● What is required:
Select all lines holding the word "highlight" from the entries that follow.

· · ·

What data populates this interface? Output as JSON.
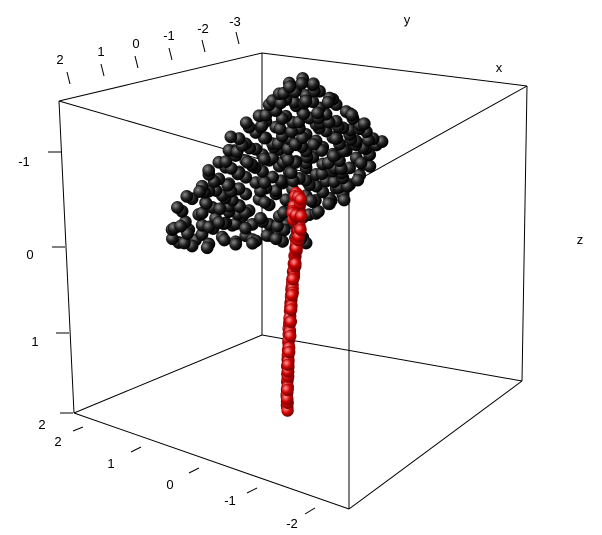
{
  "chart_data": {
    "type": "scatter",
    "projection": "3d",
    "title": "",
    "axes": {
      "x": {
        "label": "x"
      },
      "y": {
        "label": "y",
        "ticks": [
          "2",
          "1",
          "0",
          "-1",
          "-2",
          "-3"
        ]
      },
      "z": {
        "label": "z",
        "ticks": [
          "-1",
          "0",
          "1",
          "2"
        ]
      },
      "front": {
        "ticks": [
          "2",
          "1",
          "0",
          "-1",
          "-2"
        ]
      }
    },
    "grid": false,
    "legend": "none",
    "series": [
      {
        "color": "#111111",
        "highlight": "#8a8a8a",
        "points": [
          [
            0.3,
            0.47
          ],
          [
            0.62,
            0.47
          ],
          [
            0.45,
            0.47
          ],
          [
            0.52,
            0.47
          ],
          [
            0.38,
            0.47
          ],
          [
            0.25,
            0.47
          ],
          [
            0.34,
            0.45
          ],
          [
            0.42,
            0.45
          ],
          [
            0.56,
            0.45
          ],
          [
            0.48,
            0.45
          ],
          [
            0.29,
            0.45
          ],
          [
            0.63,
            0.45
          ],
          [
            0.28,
            0.51
          ],
          [
            0.35,
            0.51
          ],
          [
            0.41,
            0.51
          ],
          [
            0.47,
            0.51
          ],
          [
            0.57,
            0.51
          ],
          [
            0.52,
            0.51
          ],
          [
            0.23,
            0.52
          ],
          [
            0.32,
            0.52
          ],
          [
            0.39,
            0.52
          ],
          [
            0.5,
            0.52
          ],
          [
            0.6,
            0.52
          ],
          [
            0.27,
            0.54
          ],
          [
            0.36,
            0.54
          ],
          [
            0.44,
            0.54
          ],
          [
            0.55,
            0.54
          ],
          [
            0.62,
            0.54
          ],
          [
            0.31,
            0.56
          ],
          [
            0.4,
            0.56
          ],
          [
            0.46,
            0.56
          ],
          [
            0.58,
            0.56
          ],
          [
            0.66,
            0.56
          ],
          [
            0.26,
            0.58
          ],
          [
            0.35,
            0.58
          ],
          [
            0.43,
            0.58
          ],
          [
            0.52,
            0.58
          ],
          [
            0.61,
            0.58
          ],
          [
            0.33,
            0.6
          ],
          [
            0.41,
            0.6
          ],
          [
            0.49,
            0.6
          ],
          [
            0.57,
            0.6
          ],
          [
            0.65,
            0.6
          ],
          [
            0.7,
            0.6
          ],
          [
            0.29,
            0.62
          ],
          [
            0.38,
            0.62
          ],
          [
            0.45,
            0.62
          ],
          [
            0.54,
            0.62
          ],
          [
            0.63,
            0.62
          ],
          [
            0.7,
            0.62
          ],
          [
            0.34,
            0.64
          ],
          [
            0.43,
            0.64
          ],
          [
            0.51,
            0.64
          ],
          [
            0.59,
            0.64
          ],
          [
            0.68,
            0.64
          ],
          [
            0.74,
            0.64
          ],
          [
            0.32,
            0.66
          ],
          [
            0.4,
            0.66
          ],
          [
            0.48,
            0.66
          ],
          [
            0.56,
            0.66
          ],
          [
            0.64,
            0.66
          ],
          [
            0.72,
            0.66
          ],
          [
            0.37,
            0.68
          ],
          [
            0.45,
            0.68
          ],
          [
            0.53,
            0.68
          ],
          [
            0.61,
            0.68
          ],
          [
            0.69,
            0.68
          ],
          [
            0.76,
            0.68
          ],
          [
            0.34,
            0.7
          ],
          [
            0.43,
            0.7
          ],
          [
            0.5,
            0.7
          ],
          [
            0.58,
            0.7
          ],
          [
            0.66,
            0.7
          ],
          [
            0.74,
            0.7
          ],
          [
            0.39,
            0.72
          ],
          [
            0.47,
            0.72
          ],
          [
            0.55,
            0.72
          ],
          [
            0.63,
            0.72
          ],
          [
            0.71,
            0.72
          ],
          [
            0.79,
            0.72
          ],
          [
            0.37,
            0.74
          ],
          [
            0.45,
            0.74
          ],
          [
            0.52,
            0.74
          ],
          [
            0.6,
            0.74
          ],
          [
            0.68,
            0.74
          ],
          [
            0.76,
            0.74
          ],
          [
            0.42,
            0.76
          ],
          [
            0.5,
            0.76
          ],
          [
            0.57,
            0.76
          ],
          [
            0.65,
            0.76
          ],
          [
            0.73,
            0.76
          ],
          [
            0.8,
            0.76
          ],
          [
            0.4,
            0.78
          ],
          [
            0.48,
            0.78
          ],
          [
            0.55,
            0.78
          ],
          [
            0.63,
            0.78
          ],
          [
            0.71,
            0.78
          ],
          [
            0.78,
            0.78
          ],
          [
            0.45,
            0.8
          ],
          [
            0.53,
            0.8
          ],
          [
            0.6,
            0.8
          ],
          [
            0.68,
            0.8
          ],
          [
            0.75,
            0.8
          ],
          [
            0.82,
            0.8
          ],
          [
            0.43,
            0.82
          ],
          [
            0.51,
            0.82
          ],
          [
            0.58,
            0.82
          ],
          [
            0.66,
            0.82
          ],
          [
            0.73,
            0.82
          ],
          [
            0.8,
            0.82
          ],
          [
            0.48,
            0.84
          ],
          [
            0.56,
            0.84
          ],
          [
            0.63,
            0.84
          ],
          [
            0.71,
            0.84
          ],
          [
            0.78,
            0.84
          ],
          [
            0.84,
            0.84
          ],
          [
            0.46,
            0.86
          ],
          [
            0.54,
            0.86
          ],
          [
            0.61,
            0.86
          ],
          [
            0.69,
            0.86
          ],
          [
            0.76,
            0.86
          ],
          [
            0.83,
            0.86
          ],
          [
            0.51,
            0.88
          ],
          [
            0.59,
            0.88
          ],
          [
            0.66,
            0.88
          ],
          [
            0.74,
            0.88
          ],
          [
            0.81,
            0.88
          ],
          [
            0.49,
            0.9
          ],
          [
            0.57,
            0.9
          ],
          [
            0.64,
            0.9
          ],
          [
            0.72,
            0.9
          ],
          [
            0.79,
            0.9
          ],
          [
            0.54,
            0.92
          ],
          [
            0.62,
            0.92
          ],
          [
            0.69,
            0.92
          ],
          [
            0.77,
            0.92
          ],
          [
            0.52,
            0.94
          ],
          [
            0.6,
            0.94
          ],
          [
            0.67,
            0.94
          ],
          [
            0.75,
            0.94
          ],
          [
            0.57,
            0.96
          ],
          [
            0.65,
            0.96
          ],
          [
            0.72,
            0.96
          ],
          [
            0.55,
            0.98
          ],
          [
            0.63,
            0.98
          ],
          [
            0.7,
            0.98
          ],
          [
            0.6,
            1.0
          ],
          [
            0.67,
            1.0
          ],
          [
            0.58,
            1.02
          ],
          [
            0.65,
            1.02
          ],
          [
            0.62,
            1.04
          ]
        ]
      },
      {
        "color": "#cc0000",
        "highlight": "#ff8a8a",
        "points": [
          [
            0.2,
            0.2
          ],
          [
            0.22,
            0.23
          ],
          [
            0.25,
            0.26
          ],
          [
            0.27,
            0.29
          ],
          [
            0.29,
            0.32
          ],
          [
            0.31,
            0.35
          ],
          [
            0.33,
            0.38
          ],
          [
            0.35,
            0.41
          ],
          [
            0.37,
            0.44
          ],
          [
            0.39,
            0.47
          ],
          [
            0.41,
            0.5
          ],
          [
            0.43,
            0.53
          ],
          [
            0.45,
            0.56
          ],
          [
            0.47,
            0.59
          ],
          [
            0.49,
            0.62
          ],
          [
            0.51,
            0.65
          ],
          [
            0.53,
            0.68
          ],
          [
            0.55,
            0.71
          ],
          [
            0.57,
            0.74
          ],
          [
            0.59,
            0.77
          ],
          [
            0.61,
            0.8
          ],
          [
            0.63,
            0.83
          ],
          [
            0.65,
            0.86
          ],
          [
            0.67,
            0.89
          ],
          [
            0.24,
            0.22
          ],
          [
            0.28,
            0.27
          ],
          [
            0.32,
            0.33
          ],
          [
            0.36,
            0.39
          ],
          [
            0.4,
            0.45
          ],
          [
            0.44,
            0.51
          ],
          [
            0.48,
            0.57
          ],
          [
            0.52,
            0.63
          ],
          [
            0.56,
            0.69
          ],
          [
            0.6,
            0.75
          ],
          [
            0.64,
            0.81
          ],
          [
            0.68,
            0.87
          ],
          [
            0.26,
            0.25
          ],
          [
            0.3,
            0.3
          ],
          [
            0.34,
            0.36
          ],
          [
            0.38,
            0.42
          ],
          [
            0.42,
            0.48
          ],
          [
            0.46,
            0.54
          ],
          [
            0.5,
            0.6
          ],
          [
            0.54,
            0.66
          ],
          [
            0.58,
            0.72
          ],
          [
            0.62,
            0.78
          ],
          [
            0.66,
            0.84
          ],
          [
            0.7,
            0.9
          ],
          [
            0.23,
            0.19
          ],
          [
            0.21,
            0.24
          ],
          [
            0.27,
            0.21
          ],
          [
            0.3,
            0.27
          ],
          [
            0.34,
            0.31
          ],
          [
            0.37,
            0.37
          ],
          [
            0.41,
            0.42
          ],
          [
            0.44,
            0.48
          ],
          [
            0.48,
            0.52
          ],
          [
            0.51,
            0.58
          ],
          [
            0.55,
            0.63
          ],
          [
            0.58,
            0.69
          ],
          [
            0.62,
            0.73
          ],
          [
            0.65,
            0.79
          ],
          [
            0.69,
            0.83
          ],
          [
            0.72,
            0.88
          ],
          [
            0.7,
            0.94
          ],
          [
            0.66,
            0.95
          ],
          [
            0.62,
            0.97
          ],
          [
            0.58,
            0.98
          ],
          [
            0.64,
            0.99
          ],
          [
            0.6,
            1.01
          ],
          [
            0.67,
            1.0
          ],
          [
            0.56,
            0.96
          ],
          [
            0.52,
            0.94
          ],
          [
            0.55,
            0.91
          ],
          [
            0.59,
            0.92
          ],
          [
            0.63,
            0.92
          ],
          [
            0.73,
            0.92
          ],
          [
            0.71,
            0.97
          ]
        ]
      }
    ]
  }
}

· · ·

● Task response:
        "highlight": "#8a8a8a",
        "highlight": "#ff8a8a",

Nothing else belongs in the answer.